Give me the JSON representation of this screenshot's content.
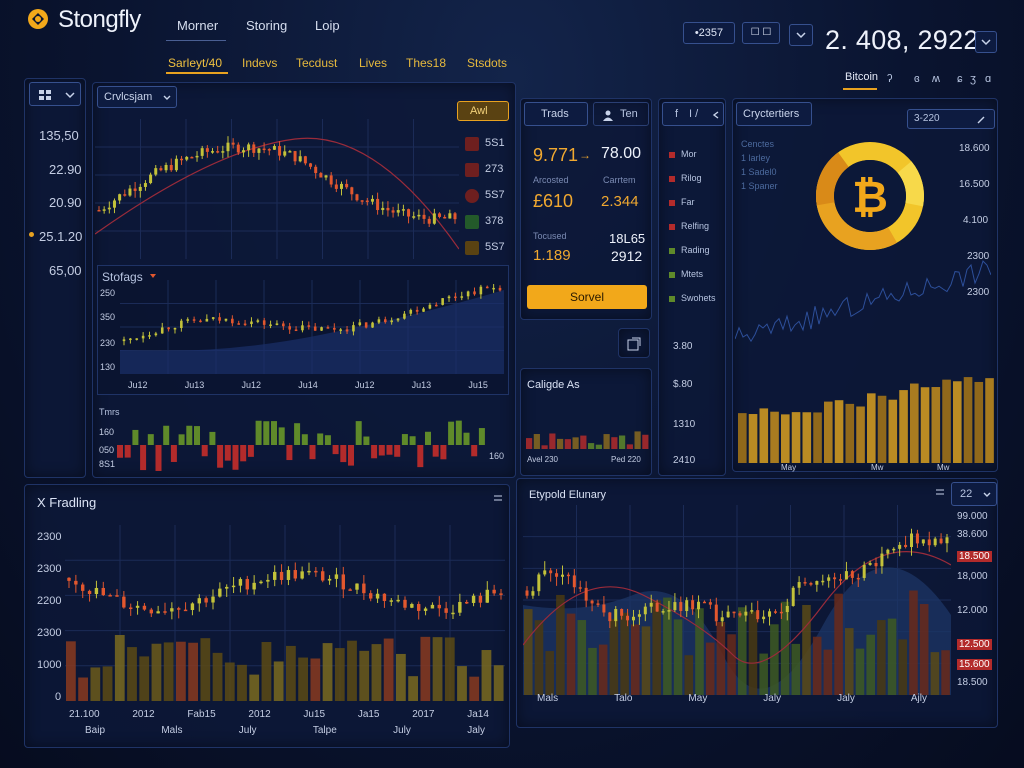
{
  "app": {
    "title": "Stongfly"
  },
  "nav": {
    "top": [
      "Morner",
      "Storing",
      "Loip"
    ],
    "sub": [
      "Sarleyt/40",
      "Indevs",
      "Tecdust",
      "Lives",
      "Thes18",
      "Stsdots"
    ]
  },
  "header": {
    "price_chip": "•2357",
    "date_chip": "☐ ☐",
    "big_price": "2. 408, 2922",
    "right_tabs": [
      "Bitcoin",
      "ʔ",
      "ɞ",
      "ʍ",
      "ɕ",
      "ʒ",
      "ɑ"
    ]
  },
  "left_sidebar": {
    "values": [
      "135,50",
      "22.90",
      "20.90",
      "25.1.20",
      "65,00"
    ]
  },
  "main_chart": {
    "selector": "Crvlcsjam",
    "badge": "Awl",
    "side_markers": [
      "5S1",
      "273",
      "5S7",
      "378",
      "5S7"
    ]
  },
  "sub_chart": {
    "title": "Stofags",
    "y_labels": [
      "250",
      "350",
      "230",
      "130"
    ],
    "x_labels": [
      "Ju12",
      "Ju13",
      "Ju12",
      "Ju14",
      "Ju12",
      "Ju13",
      "Ju15"
    ]
  },
  "volume_small": {
    "title": "Tmrs",
    "y_labels": [
      "160",
      "050",
      "8S1"
    ],
    "right_label": "160"
  },
  "trade_panel": {
    "tab_trade": "Trads",
    "tab_ten": "Ten",
    "price": "9.771",
    "arrow": "→",
    "price2": "78.00",
    "label_left": "Arcosted",
    "label_right": "Carrtem",
    "amount": "£610",
    "amount2": "2.344",
    "label_left2": "Tocused",
    "value3": "18L65",
    "value4": "1.189",
    "value5": "2912",
    "button": "Sorvel"
  },
  "list_panel": {
    "header_left": "f",
    "header_mid": "I /",
    "items": [
      "Mor",
      "Rilog",
      "Far",
      "Relfing",
      "Rading",
      "Mtets",
      "Swohets"
    ],
    "values": [
      "3.80",
      "$.80",
      "1310",
      "2410"
    ]
  },
  "collapse_panel": {
    "title": "Caligde As",
    "x_left": "Avel 230",
    "x_right": "Ped 220"
  },
  "crypto_panel": {
    "title": "Cryctertiers",
    "chip": "3-220",
    "legend": [
      "Cenctes",
      "1 larley",
      "1 Sadel0",
      "1 Spaner"
    ],
    "y_labels": [
      "18.600",
      "16.500",
      "4.100",
      "2300",
      "2300"
    ],
    "x_labels": [
      "May",
      "Mw",
      "Mw"
    ]
  },
  "trading_panel": {
    "title": "X Fradling",
    "y_labels": [
      "2300",
      "2300",
      "2200",
      "2300",
      "1000",
      "0"
    ],
    "x_labels": [
      "21.100",
      "2012",
      "Fab15",
      "2012",
      "Ju15",
      "Ja15",
      "2017",
      "Ja14"
    ],
    "x_labels2": [
      "Baip",
      "Mals",
      "July",
      "Talpe",
      "July",
      "Jaly"
    ]
  },
  "overlay_panel": {
    "title": "Etypold Elunary",
    "dd_value": "22",
    "y_labels": [
      "99.000",
      "38.600",
      "18.500",
      "18,000",
      "12.000",
      "12.500",
      "15.600",
      "18.500"
    ],
    "x_labels": [
      "Mals",
      "Talo",
      "May",
      "Jaly",
      "Jaly",
      "Ajly"
    ]
  },
  "colors": {
    "accent": "#e8a220",
    "up": "#c3c23a",
    "down": "#e2572e",
    "bar_red": "#b32b2b",
    "bar_green": "#5f8a2a",
    "bitcoin": "#f2a81a"
  }
}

--------

▶ Exercise prompt
All the records above need to be given again word for word. Skip the pictures.

▶ Task solution
Give me the JSON representation of this screenshot's content.
{
  "app": {
    "title": "Stongfly"
  },
  "nav": {
    "top": [
      "Morner",
      "Storing",
      "Loip"
    ],
    "sub": [
      "Sarleyt/40",
      "Indevs",
      "Tecdust",
      "Lives",
      "Thes18",
      "Stsdots"
    ]
  },
  "header": {
    "price_chip": "•2357",
    "date_chip": "☐ ☐",
    "big_price": "2. 408, 2922",
    "right_tabs": [
      "Bitcoin",
      "ʔ",
      "ɞ",
      "ʍ",
      "ɕ",
      "ʒ",
      "ɑ"
    ]
  },
  "left_sidebar": {
    "values": [
      "135,50",
      "22.90",
      "20.90",
      "25.1.20",
      "65,00"
    ]
  },
  "main_chart": {
    "selector": "Crvlcsjam",
    "badge": "Awl",
    "side_markers": [
      "5S1",
      "273",
      "5S7",
      "378",
      "5S7"
    ]
  },
  "sub_chart": {
    "title": "Stofags",
    "y_labels": [
      "250",
      "350",
      "230",
      "130"
    ],
    "x_labels": [
      "Ju12",
      "Ju13",
      "Ju12",
      "Ju14",
      "Ju12",
      "Ju13",
      "Ju15"
    ]
  },
  "volume_small": {
    "title": "Tmrs",
    "y_labels": [
      "160",
      "050",
      "8S1"
    ],
    "right_label": "160"
  },
  "trade_panel": {
    "tab_trade": "Trads",
    "tab_ten": "Ten",
    "price": "9.771",
    "arrow": "→",
    "price2": "78.00",
    "label_left": "Arcosted",
    "label_right": "Carrtem",
    "amount": "£610",
    "amount2": "2.344",
    "label_left2": "Tocused",
    "value3": "18L65",
    "value4": "1.189",
    "value5": "2912",
    "button": "Sorvel"
  },
  "list_panel": {
    "header_left": "f",
    "header_mid": "I /",
    "items": [
      "Mor",
      "Rilog",
      "Far",
      "Relfing",
      "Rading",
      "Mtets",
      "Swohets"
    ],
    "values": [
      "3.80",
      "$.80",
      "1310",
      "2410"
    ]
  },
  "collapse_panel": {
    "title": "Caligde As",
    "x_left": "Avel 230",
    "x_right": "Ped 220"
  },
  "crypto_panel": {
    "title": "Cryctertiers",
    "chip": "3-220",
    "legend": [
      "Cenctes",
      "1 larley",
      "1 Sadel0",
      "1 Spaner"
    ],
    "y_labels": [
      "18.600",
      "16.500",
      "4.100",
      "2300",
      "2300"
    ],
    "x_labels": [
      "May",
      "Mw",
      "Mw"
    ]
  },
  "trading_panel": {
    "title": "X Fradling",
    "y_labels": [
      "2300",
      "2300",
      "2200",
      "2300",
      "1000",
      "0"
    ],
    "x_labels": [
      "21.100",
      "2012",
      "Fab15",
      "2012",
      "Ju15",
      "Ja15",
      "2017",
      "Ja14"
    ],
    "x_labels2": [
      "Baip",
      "Mals",
      "July",
      "Talpe",
      "July",
      "Jaly"
    ]
  },
  "overlay_panel": {
    "title": "Etypold Elunary",
    "dd_value": "22",
    "y_labels": [
      "99.000",
      "38.600",
      "18.500",
      "18,000",
      "12.000",
      "12.500",
      "15.600",
      "18.500"
    ],
    "x_labels": [
      "Mals",
      "Talo",
      "May",
      "Jaly",
      "Jaly",
      "Ajly"
    ]
  },
  "colors": {
    "accent": "#e8a220",
    "up": "#c3c23a",
    "down": "#e2572e",
    "bar_red": "#b32b2b",
    "bar_green": "#5f8a2a",
    "bitcoin": "#f2a81a"
  }
}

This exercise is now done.